Work instructions
Copy out the complete listing, word for word.

Data shown

## START

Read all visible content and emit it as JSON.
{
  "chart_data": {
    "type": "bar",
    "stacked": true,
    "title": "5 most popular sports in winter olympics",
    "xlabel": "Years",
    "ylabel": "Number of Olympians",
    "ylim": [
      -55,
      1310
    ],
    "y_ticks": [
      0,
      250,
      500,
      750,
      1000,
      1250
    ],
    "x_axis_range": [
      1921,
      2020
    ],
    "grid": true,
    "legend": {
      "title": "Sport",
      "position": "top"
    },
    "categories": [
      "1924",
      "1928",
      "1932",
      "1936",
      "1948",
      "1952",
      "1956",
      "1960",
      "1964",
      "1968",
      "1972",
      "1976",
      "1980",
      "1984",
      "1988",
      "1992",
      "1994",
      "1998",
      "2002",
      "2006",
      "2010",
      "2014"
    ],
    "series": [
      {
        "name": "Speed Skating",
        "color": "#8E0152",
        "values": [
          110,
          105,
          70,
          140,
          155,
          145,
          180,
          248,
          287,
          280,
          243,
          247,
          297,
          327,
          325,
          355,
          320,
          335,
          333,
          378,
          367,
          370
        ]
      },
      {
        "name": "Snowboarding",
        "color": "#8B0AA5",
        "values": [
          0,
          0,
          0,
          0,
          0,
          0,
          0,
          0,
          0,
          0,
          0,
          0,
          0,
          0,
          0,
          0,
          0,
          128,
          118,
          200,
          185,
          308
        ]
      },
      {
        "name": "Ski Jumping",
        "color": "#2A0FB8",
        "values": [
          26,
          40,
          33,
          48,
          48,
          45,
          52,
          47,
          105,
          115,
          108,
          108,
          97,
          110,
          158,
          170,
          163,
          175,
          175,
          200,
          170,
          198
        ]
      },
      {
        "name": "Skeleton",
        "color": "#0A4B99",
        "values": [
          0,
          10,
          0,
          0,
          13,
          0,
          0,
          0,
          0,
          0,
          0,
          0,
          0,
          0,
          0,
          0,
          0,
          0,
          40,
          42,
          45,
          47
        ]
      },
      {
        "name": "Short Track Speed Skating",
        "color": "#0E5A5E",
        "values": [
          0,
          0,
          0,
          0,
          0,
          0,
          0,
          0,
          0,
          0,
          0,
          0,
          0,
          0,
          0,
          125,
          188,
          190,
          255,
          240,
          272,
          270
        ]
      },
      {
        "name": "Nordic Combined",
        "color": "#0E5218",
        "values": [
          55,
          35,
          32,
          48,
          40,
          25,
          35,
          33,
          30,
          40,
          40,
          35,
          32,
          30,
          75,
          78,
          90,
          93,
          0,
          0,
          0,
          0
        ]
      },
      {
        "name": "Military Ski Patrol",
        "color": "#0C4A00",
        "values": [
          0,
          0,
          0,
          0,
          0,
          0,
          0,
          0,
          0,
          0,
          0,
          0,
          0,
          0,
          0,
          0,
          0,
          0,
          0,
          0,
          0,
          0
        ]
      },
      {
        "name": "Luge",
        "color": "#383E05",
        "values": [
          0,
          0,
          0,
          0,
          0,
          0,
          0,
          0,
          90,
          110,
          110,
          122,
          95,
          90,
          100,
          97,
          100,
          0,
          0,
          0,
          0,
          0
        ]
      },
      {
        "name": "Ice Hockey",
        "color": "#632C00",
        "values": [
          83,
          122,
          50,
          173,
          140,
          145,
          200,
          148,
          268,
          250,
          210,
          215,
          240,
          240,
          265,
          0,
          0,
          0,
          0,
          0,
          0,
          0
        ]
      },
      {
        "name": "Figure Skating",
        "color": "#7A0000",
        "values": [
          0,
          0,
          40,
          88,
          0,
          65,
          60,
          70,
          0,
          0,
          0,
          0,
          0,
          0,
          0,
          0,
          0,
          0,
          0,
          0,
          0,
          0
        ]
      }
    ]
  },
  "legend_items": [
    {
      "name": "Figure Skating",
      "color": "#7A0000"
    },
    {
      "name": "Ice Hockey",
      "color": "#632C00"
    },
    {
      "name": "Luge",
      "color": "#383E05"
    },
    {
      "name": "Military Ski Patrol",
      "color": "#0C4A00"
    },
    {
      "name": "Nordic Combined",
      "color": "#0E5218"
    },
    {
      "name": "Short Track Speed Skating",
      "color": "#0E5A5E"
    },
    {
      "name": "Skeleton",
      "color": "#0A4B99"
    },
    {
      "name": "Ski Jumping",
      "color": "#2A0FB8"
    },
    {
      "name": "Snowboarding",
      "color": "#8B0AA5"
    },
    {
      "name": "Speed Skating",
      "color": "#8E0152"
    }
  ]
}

## END

Solution to this exercise
Read all visible content and emit it as JSON.
{
  "chart_data": {
    "type": "bar",
    "stacked": true,
    "title": "5 most popular sports in winter olympics",
    "xlabel": "Years",
    "ylabel": "Number of Olympians",
    "ylim": [
      -55,
      1310
    ],
    "y_ticks": [
      0,
      250,
      500,
      750,
      1000,
      1250
    ],
    "x_axis_range": [
      1921,
      2020
    ],
    "grid": true,
    "legend": {
      "title": "Sport",
      "position": "top"
    },
    "categories": [
      "1924",
      "1928",
      "1932",
      "1936",
      "1948",
      "1952",
      "1956",
      "1960",
      "1964",
      "1968",
      "1972",
      "1976",
      "1980",
      "1984",
      "1988",
      "1992",
      "1994",
      "1998",
      "2002",
      "2006",
      "2010",
      "2014"
    ],
    "series": [
      {
        "name": "Speed Skating",
        "color": "#8E0152",
        "values": [
          110,
          105,
          70,
          140,
          155,
          145,
          180,
          248,
          287,
          280,
          243,
          247,
          297,
          327,
          325,
          355,
          320,
          335,
          333,
          378,
          367,
          370
        ]
      },
      {
        "name": "Snowboarding",
        "color": "#8B0AA5",
        "values": [
          0,
          0,
          0,
          0,
          0,
          0,
          0,
          0,
          0,
          0,
          0,
          0,
          0,
          0,
          0,
          0,
          0,
          128,
          118,
          200,
          185,
          308
        ]
      },
      {
        "name": "Ski Jumping",
        "color": "#2A0FB8",
        "values": [
          26,
          40,
          33,
          48,
          48,
          45,
          52,
          47,
          105,
          115,
          108,
          108,
          97,
          110,
          158,
          170,
          163,
          175,
          175,
          200,
          170,
          198
        ]
      },
      {
        "name": "Skeleton",
        "color": "#0A4B99",
        "values": [
          0,
          10,
          0,
          0,
          13,
          0,
          0,
          0,
          0,
          0,
          0,
          0,
          0,
          0,
          0,
          0,
          0,
          0,
          40,
          42,
          45,
          47
        ]
      },
      {
        "name": "Short Track Speed Skating",
        "color": "#0E5A5E",
        "values": [
          0,
          0,
          0,
          0,
          0,
          0,
          0,
          0,
          0,
          0,
          0,
          0,
          0,
          0,
          0,
          125,
          188,
          190,
          255,
          240,
          272,
          270
        ]
      },
      {
        "name": "Nordic Combined",
        "color": "#0E5218",
        "values": [
          55,
          35,
          32,
          48,
          40,
          25,
          35,
          33,
          30,
          40,
          40,
          35,
          32,
          30,
          75,
          78,
          90,
          93,
          0,
          0,
          0,
          0
        ]
      },
      {
        "name": "Military Ski Patrol",
        "color": "#0C4A00",
        "values": [
          0,
          0,
          0,
          0,
          0,
          0,
          0,
          0,
          0,
          0,
          0,
          0,
          0,
          0,
          0,
          0,
          0,
          0,
          0,
          0,
          0,
          0
        ]
      },
      {
        "name": "Luge",
        "color": "#383E05",
        "values": [
          0,
          0,
          0,
          0,
          0,
          0,
          0,
          0,
          90,
          110,
          110,
          122,
          95,
          90,
          100,
          97,
          100,
          0,
          0,
          0,
          0,
          0
        ]
      },
      {
        "name": "Ice Hockey",
        "color": "#632C00",
        "values": [
          83,
          122,
          50,
          173,
          140,
          145,
          200,
          148,
          268,
          250,
          210,
          215,
          240,
          240,
          265,
          0,
          0,
          0,
          0,
          0,
          0,
          0
        ]
      },
      {
        "name": "Figure Skating",
        "color": "#7A0000",
        "values": [
          0,
          0,
          40,
          88,
          0,
          65,
          60,
          70,
          0,
          0,
          0,
          0,
          0,
          0,
          0,
          0,
          0,
          0,
          0,
          0,
          0,
          0
        ]
      }
    ]
  },
  "legend_items": [
    {
      "name": "Figure Skating",
      "color": "#7A0000"
    },
    {
      "name": "Ice Hockey",
      "color": "#632C00"
    },
    {
      "name": "Luge",
      "color": "#383E05"
    },
    {
      "name": "Military Ski Patrol",
      "color": "#0C4A00"
    },
    {
      "name": "Nordic Combined",
      "color": "#0E5218"
    },
    {
      "name": "Short Track Speed Skating",
      "color": "#0E5A5E"
    },
    {
      "name": "Skeleton",
      "color": "#0A4B99"
    },
    {
      "name": "Ski Jumping",
      "color": "#2A0FB8"
    },
    {
      "name": "Snowboarding",
      "color": "#8B0AA5"
    },
    {
      "name": "Speed Skating",
      "color": "#8E0152"
    }
  ]
}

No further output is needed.